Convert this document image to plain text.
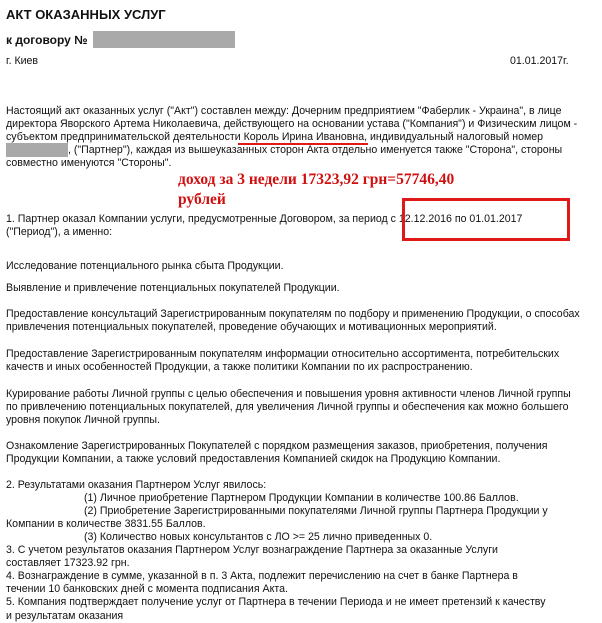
АКТ ОКАЗАННЫХ УСЛУГ
к договору №
г. Киев	01.01.2017г.
Настоящий акт оказанных услуг ("Акт") составлен между: Дочерним предприятием "Фаберлик - Украина", в лице
директора Яворского Артема Николаевича, действующего на основании устава ("Компания") и Физическим лицом -
субъектом предпринимательской деятельности Король Ирина Ивановна, индивидуальный налоговый номер
, ("Партнер"), каждая из вышеуказанных сторон Акта отдельно именуется также "Сторона", стороны
совместно именуются "Стороны".
доход за 3 недели 17323,92 грн=57746,40
рублей
1. Партнер оказал Компании услуги, предусмотренные Договором, за период с 12.12.2016 по 01.01.2017
("Период"), а именно:
Исследование потенциального рынка сбыта Продукции.
Выявление и привлечение потенциальных покупателей Продукции.
Предоставление консультаций Зарегистрированным покупателям по подбору и применению Продукции, о способах
привлечения потенциальных покупателей, проведение обучающих и мотивационных мероприятий.
Предоставление Зарегистрированным покупателям информации относительно ассортимента, потребительских
качеств и иных особенностей Продукции, а также политики Компании по их распространению.
Курирование работы Личной группы с целью обеспечения и повышения уровня активности членов Личной группы
по привлечению потенциальных покупателей, для увеличения Личной группы и обеспечения как можно большего
уровня покупок Личной группы.
Ознакомление Зарегистрированных Покупателей с порядком размещения заказов, приобретения, получения
Продукции Компании, а также условий предоставления Компанией скидок на Продукцию Компании.
2. Результатами оказания Партнером Услуг явилось:
(1) Личное приобретение Партнером Продукции Компании в количестве 100.86 Баллов.
(2) Приобретение Зарегистрированными покупателями Личной группы Партнера Продукции у
Компании в количестве 3831.55 Баллов.
(3) Количество новых консультантов с ЛО >= 25 лично приведенных 0.
3. С учетом результатов оказания Партнером Услуг вознаграждение Партнера за оказанные Услуги
составляет 17323.92 грн.
4. Вознаграждение в сумме, указанной в п. 3 Акта, подлежит перечислению на счет в банке Партнера в
течении 10 банковских дней с момента подписания Акта.
5. Компания подтверждает получение услуг от Партнера в течении Периода и не имеет претензий к качеству
и результатам оказания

* * * * * * * * *

▶ REQUIREMENT
Review the material and copy each line in which the word "Продукции" appears.

▶ SOLUTION FOR THIS EXERCISE
Исследование потенциального рынка сбыта Продукции.
Выявление и привлечение потенциальных покупателей Продукции.
Предоставление консультаций Зарегистрированным покупателям по подбору и применению Продукции, о способах
качеств и иных особенностей Продукции, а также политики Компании по их распространению.
Продукции Компании, а также условий предоставления Компанией скидок на Продукцию Компании.
(1) Личное приобретение Партнером Продукции Компании в количестве 100.86 Баллов.
(2) Приобретение Зарегистрированными покупателями Личной группы Партнера Продукции у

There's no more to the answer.